* [GIVEN EXERCISE] Read through the records below and copy each line that uses the word "Consequently".
--- begin ---
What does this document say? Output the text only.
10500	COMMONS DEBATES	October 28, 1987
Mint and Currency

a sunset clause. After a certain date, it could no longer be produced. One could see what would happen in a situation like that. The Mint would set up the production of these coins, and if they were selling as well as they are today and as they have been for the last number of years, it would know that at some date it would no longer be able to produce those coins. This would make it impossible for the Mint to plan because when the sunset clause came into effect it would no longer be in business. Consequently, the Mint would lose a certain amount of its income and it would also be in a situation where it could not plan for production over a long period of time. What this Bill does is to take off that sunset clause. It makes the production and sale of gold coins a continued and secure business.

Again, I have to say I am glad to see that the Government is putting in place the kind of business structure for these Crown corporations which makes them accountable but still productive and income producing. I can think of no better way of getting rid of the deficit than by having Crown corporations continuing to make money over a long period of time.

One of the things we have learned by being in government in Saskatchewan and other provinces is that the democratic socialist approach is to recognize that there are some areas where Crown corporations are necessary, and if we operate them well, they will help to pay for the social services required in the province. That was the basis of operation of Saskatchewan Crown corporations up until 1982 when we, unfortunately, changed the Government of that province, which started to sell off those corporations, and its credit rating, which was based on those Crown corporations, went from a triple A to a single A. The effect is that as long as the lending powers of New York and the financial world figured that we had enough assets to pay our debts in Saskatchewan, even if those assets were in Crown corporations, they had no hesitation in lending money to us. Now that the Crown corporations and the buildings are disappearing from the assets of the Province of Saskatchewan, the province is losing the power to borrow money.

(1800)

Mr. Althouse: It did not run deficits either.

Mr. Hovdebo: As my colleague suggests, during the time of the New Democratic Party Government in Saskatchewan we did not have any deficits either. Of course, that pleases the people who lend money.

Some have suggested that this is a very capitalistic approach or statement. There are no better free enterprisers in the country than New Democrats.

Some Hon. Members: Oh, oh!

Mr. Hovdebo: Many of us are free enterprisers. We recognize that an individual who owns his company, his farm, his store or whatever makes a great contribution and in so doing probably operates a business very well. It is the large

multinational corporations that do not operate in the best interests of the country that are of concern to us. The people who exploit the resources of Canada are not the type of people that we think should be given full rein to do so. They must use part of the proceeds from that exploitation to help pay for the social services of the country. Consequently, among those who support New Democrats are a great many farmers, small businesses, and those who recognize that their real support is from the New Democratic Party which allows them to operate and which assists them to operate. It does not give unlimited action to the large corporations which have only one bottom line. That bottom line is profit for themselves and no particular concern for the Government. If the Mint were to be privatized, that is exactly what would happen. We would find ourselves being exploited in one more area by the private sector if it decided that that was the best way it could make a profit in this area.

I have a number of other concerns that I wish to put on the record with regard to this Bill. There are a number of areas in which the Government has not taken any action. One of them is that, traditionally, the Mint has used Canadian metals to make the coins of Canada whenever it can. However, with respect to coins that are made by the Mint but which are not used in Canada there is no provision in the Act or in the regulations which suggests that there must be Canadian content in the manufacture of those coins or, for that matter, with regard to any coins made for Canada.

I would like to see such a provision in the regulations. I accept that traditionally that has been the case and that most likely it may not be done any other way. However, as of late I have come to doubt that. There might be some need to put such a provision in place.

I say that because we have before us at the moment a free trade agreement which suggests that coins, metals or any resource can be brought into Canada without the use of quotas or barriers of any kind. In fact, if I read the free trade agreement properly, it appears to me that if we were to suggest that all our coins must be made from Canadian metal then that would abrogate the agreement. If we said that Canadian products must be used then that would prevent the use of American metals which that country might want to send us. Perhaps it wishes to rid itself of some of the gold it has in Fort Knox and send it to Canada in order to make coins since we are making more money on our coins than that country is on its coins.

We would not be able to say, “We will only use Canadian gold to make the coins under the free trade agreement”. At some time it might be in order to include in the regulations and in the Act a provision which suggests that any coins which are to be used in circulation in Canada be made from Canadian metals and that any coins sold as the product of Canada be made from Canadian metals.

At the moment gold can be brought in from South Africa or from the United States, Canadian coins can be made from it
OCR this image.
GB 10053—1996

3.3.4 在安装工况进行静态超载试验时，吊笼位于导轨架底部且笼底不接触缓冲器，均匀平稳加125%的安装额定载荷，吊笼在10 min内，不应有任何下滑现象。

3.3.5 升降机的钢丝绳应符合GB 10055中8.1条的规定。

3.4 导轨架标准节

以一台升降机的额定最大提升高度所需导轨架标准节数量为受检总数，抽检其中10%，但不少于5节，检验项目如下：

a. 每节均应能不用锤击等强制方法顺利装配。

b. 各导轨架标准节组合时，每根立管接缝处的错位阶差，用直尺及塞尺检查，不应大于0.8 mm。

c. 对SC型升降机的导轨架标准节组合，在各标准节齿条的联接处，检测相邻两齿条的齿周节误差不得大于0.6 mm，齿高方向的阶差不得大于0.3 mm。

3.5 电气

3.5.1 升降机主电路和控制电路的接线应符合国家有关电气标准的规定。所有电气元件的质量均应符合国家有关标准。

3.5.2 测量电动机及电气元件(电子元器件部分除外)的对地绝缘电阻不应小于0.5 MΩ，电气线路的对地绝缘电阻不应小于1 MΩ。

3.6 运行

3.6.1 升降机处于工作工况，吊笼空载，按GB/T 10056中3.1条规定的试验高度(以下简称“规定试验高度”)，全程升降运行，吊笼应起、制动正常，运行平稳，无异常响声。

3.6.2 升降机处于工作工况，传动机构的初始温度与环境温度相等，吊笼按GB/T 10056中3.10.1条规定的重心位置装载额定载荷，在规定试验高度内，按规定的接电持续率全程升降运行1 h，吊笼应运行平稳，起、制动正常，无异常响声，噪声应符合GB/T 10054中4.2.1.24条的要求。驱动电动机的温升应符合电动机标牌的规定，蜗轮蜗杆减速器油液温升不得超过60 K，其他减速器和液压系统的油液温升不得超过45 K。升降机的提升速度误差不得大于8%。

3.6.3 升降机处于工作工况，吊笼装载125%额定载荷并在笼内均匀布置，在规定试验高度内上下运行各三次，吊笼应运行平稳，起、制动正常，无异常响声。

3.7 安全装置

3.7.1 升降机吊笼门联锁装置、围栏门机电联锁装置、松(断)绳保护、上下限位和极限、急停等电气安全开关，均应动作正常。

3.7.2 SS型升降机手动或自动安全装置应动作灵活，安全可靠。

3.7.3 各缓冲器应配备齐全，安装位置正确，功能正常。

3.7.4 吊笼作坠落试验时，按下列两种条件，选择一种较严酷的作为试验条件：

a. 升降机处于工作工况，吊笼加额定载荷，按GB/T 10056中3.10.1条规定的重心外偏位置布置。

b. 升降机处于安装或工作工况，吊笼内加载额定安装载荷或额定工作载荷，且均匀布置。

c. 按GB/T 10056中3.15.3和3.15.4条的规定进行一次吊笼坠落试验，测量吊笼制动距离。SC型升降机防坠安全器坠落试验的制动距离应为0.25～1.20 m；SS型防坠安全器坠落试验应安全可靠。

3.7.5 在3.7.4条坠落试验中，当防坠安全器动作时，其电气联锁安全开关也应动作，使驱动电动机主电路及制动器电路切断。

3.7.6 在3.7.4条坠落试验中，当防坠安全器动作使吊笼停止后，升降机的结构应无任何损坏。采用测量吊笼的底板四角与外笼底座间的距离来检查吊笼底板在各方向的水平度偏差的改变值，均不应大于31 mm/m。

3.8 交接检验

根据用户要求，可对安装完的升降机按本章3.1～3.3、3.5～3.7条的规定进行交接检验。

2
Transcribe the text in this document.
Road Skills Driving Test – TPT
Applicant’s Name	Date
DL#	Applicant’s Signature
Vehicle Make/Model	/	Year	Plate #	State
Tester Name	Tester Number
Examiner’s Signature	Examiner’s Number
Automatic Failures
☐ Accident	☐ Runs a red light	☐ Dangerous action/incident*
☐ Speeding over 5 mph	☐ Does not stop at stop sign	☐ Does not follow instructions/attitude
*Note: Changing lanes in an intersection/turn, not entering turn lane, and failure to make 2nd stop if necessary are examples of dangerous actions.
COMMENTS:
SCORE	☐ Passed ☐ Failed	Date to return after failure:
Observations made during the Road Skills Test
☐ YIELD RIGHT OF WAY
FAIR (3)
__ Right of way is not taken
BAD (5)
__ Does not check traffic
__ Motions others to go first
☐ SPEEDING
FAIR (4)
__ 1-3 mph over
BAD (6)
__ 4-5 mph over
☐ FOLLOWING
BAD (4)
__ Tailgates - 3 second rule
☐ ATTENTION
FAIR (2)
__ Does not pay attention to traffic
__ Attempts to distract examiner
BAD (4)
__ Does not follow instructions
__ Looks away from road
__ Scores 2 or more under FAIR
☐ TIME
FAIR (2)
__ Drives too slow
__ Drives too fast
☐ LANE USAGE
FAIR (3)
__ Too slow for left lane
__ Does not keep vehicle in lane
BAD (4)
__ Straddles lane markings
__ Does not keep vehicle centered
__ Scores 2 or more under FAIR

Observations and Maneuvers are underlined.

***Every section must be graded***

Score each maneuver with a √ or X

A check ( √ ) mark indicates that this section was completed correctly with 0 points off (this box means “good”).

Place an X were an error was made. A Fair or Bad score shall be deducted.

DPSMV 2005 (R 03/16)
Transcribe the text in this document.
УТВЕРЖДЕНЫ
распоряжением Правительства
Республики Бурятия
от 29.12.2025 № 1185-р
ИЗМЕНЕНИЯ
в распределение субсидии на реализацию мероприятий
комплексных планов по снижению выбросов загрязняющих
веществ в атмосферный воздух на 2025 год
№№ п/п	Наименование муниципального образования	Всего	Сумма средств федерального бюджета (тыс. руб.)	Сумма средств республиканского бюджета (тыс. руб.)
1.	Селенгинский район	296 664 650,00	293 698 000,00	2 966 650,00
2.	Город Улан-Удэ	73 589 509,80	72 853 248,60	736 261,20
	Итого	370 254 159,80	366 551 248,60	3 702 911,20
--- end ---
* [TASK RESPONSE]
a sunset clause. After a certain date, it could no longer be produced. One could see what would happen in a situation like that. The Mint would set up the production of these coins, and if they were selling as well as they are today and as they have been for the last number of years, it would know that at some date it would no longer be able to produce those coins. This would make it impossible for the Mint to plan because when the sunset clause came into effect it would no longer be in business. Consequently, the Mint would lose a certain amount of its income and it would also be in a situation where it could not plan for production over a long period of time. What this Bill does is to take off that sunset clause. It makes the production and sale of gold coins a continued and secure business.
multinational corporations that do not operate in the best interests of the country that are of concern to us. The people who exploit the resources of Canada are not the type of people that we think should be given full rein to do so. They must use part of the proceeds from that exploitation to help pay for the social services of the country. Consequently, among those who support New Democrats are a great many farmers, small businesses, and those who recognize that their real support is from the New Democratic Party which allows them to operate and which assists them to operate. It does not give unlimited action to the large corporations which have only one bottom line. That bottom line is profit for themselves and no particular concern for the Government. If the Mint were to be privatized, that is exactly what would happen. We would find ourselves being exploited in one more area by the private sector if it decided that that was the best way it could make a profit in this area.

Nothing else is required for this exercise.